- WORK TO DO
Repeat the material below exactly, with no pictures.

## start

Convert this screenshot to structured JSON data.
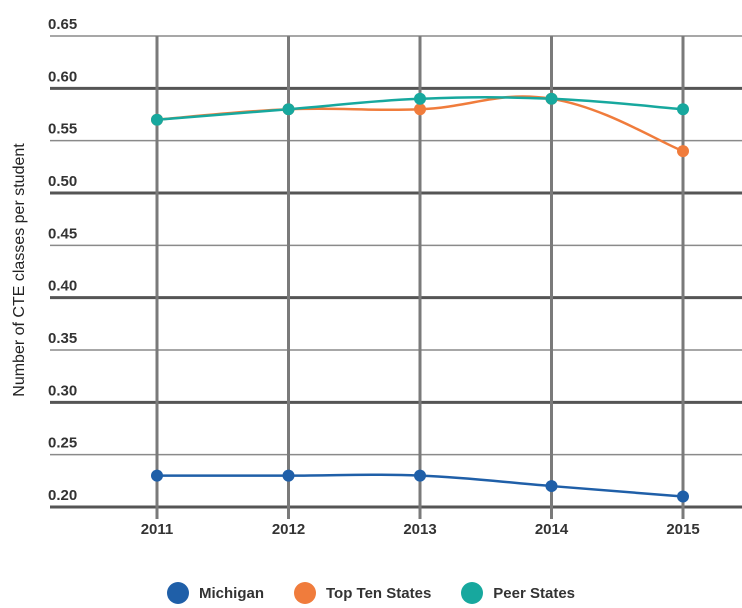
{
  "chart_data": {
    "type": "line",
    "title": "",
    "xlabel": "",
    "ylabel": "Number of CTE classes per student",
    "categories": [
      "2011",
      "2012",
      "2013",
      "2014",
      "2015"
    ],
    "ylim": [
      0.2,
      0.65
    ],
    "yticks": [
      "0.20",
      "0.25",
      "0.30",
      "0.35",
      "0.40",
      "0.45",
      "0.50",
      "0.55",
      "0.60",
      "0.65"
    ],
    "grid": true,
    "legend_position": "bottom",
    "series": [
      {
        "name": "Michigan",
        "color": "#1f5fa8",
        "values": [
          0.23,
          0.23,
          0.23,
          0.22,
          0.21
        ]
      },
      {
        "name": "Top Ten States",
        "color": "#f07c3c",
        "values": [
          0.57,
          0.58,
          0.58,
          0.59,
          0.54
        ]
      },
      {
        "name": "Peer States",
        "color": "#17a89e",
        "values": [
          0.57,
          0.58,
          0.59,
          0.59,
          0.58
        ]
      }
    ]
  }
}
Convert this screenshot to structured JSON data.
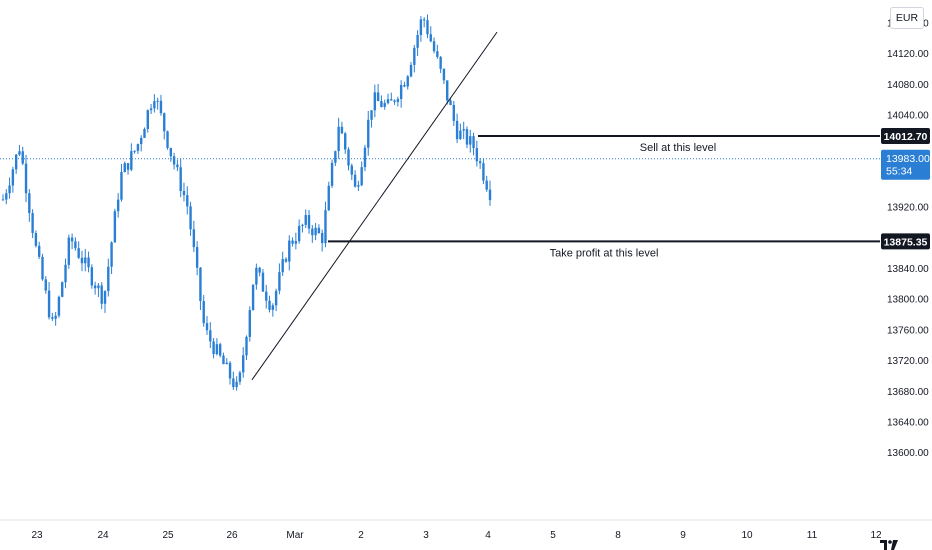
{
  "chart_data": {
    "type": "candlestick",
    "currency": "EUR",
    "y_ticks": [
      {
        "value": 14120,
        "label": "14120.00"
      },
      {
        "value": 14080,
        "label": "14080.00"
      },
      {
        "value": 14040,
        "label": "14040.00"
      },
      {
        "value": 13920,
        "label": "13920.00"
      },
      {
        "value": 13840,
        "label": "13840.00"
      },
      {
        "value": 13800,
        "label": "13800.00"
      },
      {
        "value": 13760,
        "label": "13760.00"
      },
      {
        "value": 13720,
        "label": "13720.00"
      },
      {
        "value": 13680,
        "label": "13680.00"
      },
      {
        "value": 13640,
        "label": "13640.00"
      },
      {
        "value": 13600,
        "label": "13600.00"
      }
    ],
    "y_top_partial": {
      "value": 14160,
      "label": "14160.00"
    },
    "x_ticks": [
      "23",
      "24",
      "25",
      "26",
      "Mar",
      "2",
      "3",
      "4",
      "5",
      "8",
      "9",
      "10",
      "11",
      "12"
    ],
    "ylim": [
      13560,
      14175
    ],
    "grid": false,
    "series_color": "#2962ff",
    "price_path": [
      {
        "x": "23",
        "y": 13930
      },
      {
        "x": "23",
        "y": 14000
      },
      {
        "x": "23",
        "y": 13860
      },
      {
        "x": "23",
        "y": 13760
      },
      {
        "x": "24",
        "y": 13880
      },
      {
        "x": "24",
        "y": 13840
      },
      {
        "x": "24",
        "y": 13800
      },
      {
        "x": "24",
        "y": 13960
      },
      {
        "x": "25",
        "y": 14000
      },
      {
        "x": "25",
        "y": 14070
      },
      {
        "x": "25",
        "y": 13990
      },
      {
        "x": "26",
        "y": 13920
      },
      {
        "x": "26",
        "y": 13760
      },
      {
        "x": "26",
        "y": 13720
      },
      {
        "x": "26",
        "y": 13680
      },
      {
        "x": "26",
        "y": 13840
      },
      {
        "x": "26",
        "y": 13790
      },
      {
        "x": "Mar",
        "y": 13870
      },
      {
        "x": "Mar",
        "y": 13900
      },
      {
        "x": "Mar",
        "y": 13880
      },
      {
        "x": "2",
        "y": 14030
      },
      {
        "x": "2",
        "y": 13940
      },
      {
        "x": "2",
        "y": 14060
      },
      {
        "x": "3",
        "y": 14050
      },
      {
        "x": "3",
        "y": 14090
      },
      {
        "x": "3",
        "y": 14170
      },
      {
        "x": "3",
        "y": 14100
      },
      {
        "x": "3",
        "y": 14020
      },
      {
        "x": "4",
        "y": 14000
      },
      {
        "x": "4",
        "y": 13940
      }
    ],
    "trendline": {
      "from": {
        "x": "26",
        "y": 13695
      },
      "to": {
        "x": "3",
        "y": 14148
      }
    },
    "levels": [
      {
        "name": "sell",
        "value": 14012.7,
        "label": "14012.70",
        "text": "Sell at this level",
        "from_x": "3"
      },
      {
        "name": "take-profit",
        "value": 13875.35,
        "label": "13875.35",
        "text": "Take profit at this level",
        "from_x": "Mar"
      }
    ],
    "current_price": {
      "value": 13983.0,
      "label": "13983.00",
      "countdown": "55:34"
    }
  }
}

## end

- RESULT FOR THIS TASK
Convert this screenshot to structured JSON data.
{
  "chart_data": {
    "type": "line",
    "title": "",
    "xlabel": "",
    "ylabel": "Number of CTE classes per student",
    "categories": [
      "2011",
      "2012",
      "2013",
      "2014",
      "2015"
    ],
    "ylim": [
      0.2,
      0.65
    ],
    "yticks": [
      "0.20",
      "0.25",
      "0.30",
      "0.35",
      "0.40",
      "0.45",
      "0.50",
      "0.55",
      "0.60",
      "0.65"
    ],
    "grid": true,
    "legend_position": "bottom",
    "series": [
      {
        "name": "Michigan",
        "color": "#1f5fa8",
        "values": [
          0.23,
          0.23,
          0.23,
          0.22,
          0.21
        ]
      },
      {
        "name": "Top Ten States",
        "color": "#f07c3c",
        "values": [
          0.57,
          0.58,
          0.58,
          0.59,
          0.54
        ]
      },
      {
        "name": "Peer States",
        "color": "#17a89e",
        "values": [
          0.57,
          0.58,
          0.59,
          0.59,
          0.58
        ]
      }
    ]
  }
}
Convert this screenshot to structured JSON data.
{
  "chart_data": {
    "type": "candlestick",
    "currency": "EUR",
    "y_ticks": [
      {
        "value": 14120,
        "label": "14120.00"
      },
      {
        "value": 14080,
        "label": "14080.00"
      },
      {
        "value": 14040,
        "label": "14040.00"
      },
      {
        "value": 13920,
        "label": "13920.00"
      },
      {
        "value": 13840,
        "label": "13840.00"
      },
      {
        "value": 13800,
        "label": "13800.00"
      },
      {
        "value": 13760,
        "label": "13760.00"
      },
      {
        "value": 13720,
        "label": "13720.00"
      },
      {
        "value": 13680,
        "label": "13680.00"
      },
      {
        "value": 13640,
        "label": "13640.00"
      },
      {
        "value": 13600,
        "label": "13600.00"
      }
    ],
    "y_top_partial": {
      "value": 14160,
      "label": "14160.00"
    },
    "x_ticks": [
      "23",
      "24",
      "25",
      "26",
      "Mar",
      "2",
      "3",
      "4",
      "5",
      "8",
      "9",
      "10",
      "11",
      "12"
    ],
    "ylim": [
      13560,
      14175
    ],
    "grid": false,
    "series_color": "#2962ff",
    "price_path": [
      {
        "x": "23",
        "y": 13930
      },
      {
        "x": "23",
        "y": 14000
      },
      {
        "x": "23",
        "y": 13860
      },
      {
        "x": "23",
        "y": 13760
      },
      {
        "x": "24",
        "y": 13880
      },
      {
        "x": "24",
        "y": 13840
      },
      {
        "x": "24",
        "y": 13800
      },
      {
        "x": "24",
        "y": 13960
      },
      {
        "x": "25",
        "y": 14000
      },
      {
        "x": "25",
        "y": 14070
      },
      {
        "x": "25",
        "y": 13990
      },
      {
        "x": "26",
        "y": 13920
      },
      {
        "x": "26",
        "y": 13760
      },
      {
        "x": "26",
        "y": 13720
      },
      {
        "x": "26",
        "y": 13680
      },
      {
        "x": "26",
        "y": 13840
      },
      {
        "x": "26",
        "y": 13790
      },
      {
        "x": "Mar",
        "y": 13870
      },
      {
        "x": "Mar",
        "y": 13900
      },
      {
        "x": "Mar",
        "y": 13880
      },
      {
        "x": "2",
        "y": 14030
      },
      {
        "x": "2",
        "y": 13940
      },
      {
        "x": "2",
        "y": 14060
      },
      {
        "x": "3",
        "y": 14050
      },
      {
        "x": "3",
        "y": 14090
      },
      {
        "x": "3",
        "y": 14170
      },
      {
        "x": "3",
        "y": 14100
      },
      {
        "x": "3",
        "y": 14020
      },
      {
        "x": "4",
        "y": 14000
      },
      {
        "x": "4",
        "y": 13940
      }
    ],
    "trendline": {
      "from": {
        "x": "26",
        "y": 13695
      },
      "to": {
        "x": "3",
        "y": 14148
      }
    },
    "levels": [
      {
        "name": "sell",
        "value": 14012.7,
        "label": "14012.70",
        "text": "Sell at this level",
        "from_x": "3"
      },
      {
        "name": "take-profit",
        "value": 13875.35,
        "label": "13875.35",
        "text": "Take profit at this level",
        "from_x": "Mar"
      }
    ],
    "current_price": {
      "value": 13983.0,
      "label": "13983.00",
      "countdown": "55:34"
    }
  }
}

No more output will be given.